List, from the lines below, each one with "control" in it.

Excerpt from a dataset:

◇ ◇ ◇ ◇ ◇ ◇ ◇

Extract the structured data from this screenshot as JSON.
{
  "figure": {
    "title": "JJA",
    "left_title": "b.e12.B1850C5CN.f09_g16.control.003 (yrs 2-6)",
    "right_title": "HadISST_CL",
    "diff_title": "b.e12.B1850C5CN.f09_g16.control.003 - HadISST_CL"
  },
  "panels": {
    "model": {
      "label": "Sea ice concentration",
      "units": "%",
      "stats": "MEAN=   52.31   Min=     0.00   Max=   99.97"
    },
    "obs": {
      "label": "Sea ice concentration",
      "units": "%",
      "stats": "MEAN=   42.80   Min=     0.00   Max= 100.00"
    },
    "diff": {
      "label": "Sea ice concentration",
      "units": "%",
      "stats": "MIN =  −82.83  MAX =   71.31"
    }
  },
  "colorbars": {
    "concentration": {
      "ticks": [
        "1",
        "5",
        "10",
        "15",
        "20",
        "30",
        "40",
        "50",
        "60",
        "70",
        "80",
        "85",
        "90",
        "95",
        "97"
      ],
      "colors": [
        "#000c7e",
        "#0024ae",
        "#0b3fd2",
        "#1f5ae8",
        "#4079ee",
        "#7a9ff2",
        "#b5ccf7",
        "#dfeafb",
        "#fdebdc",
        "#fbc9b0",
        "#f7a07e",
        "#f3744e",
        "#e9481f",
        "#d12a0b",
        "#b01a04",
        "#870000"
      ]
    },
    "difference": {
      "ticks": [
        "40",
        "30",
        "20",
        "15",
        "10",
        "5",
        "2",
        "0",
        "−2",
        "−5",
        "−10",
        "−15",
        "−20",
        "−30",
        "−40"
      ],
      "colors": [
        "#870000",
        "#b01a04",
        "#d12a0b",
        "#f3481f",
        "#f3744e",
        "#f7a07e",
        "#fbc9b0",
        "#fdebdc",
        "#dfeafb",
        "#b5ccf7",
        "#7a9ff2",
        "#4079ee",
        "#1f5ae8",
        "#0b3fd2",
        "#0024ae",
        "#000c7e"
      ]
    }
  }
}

◇ ◇ ◇ ◇ ◇ ◇ ◇

§ **Response for this exercise**:
    "left_title": "b.e12.B1850C5CN.f09_g16.control.003 (yrs 2-6)",
    "diff_title": "b.e12.B1850C5CN.f09_g16.control.003 - HadISST_CL"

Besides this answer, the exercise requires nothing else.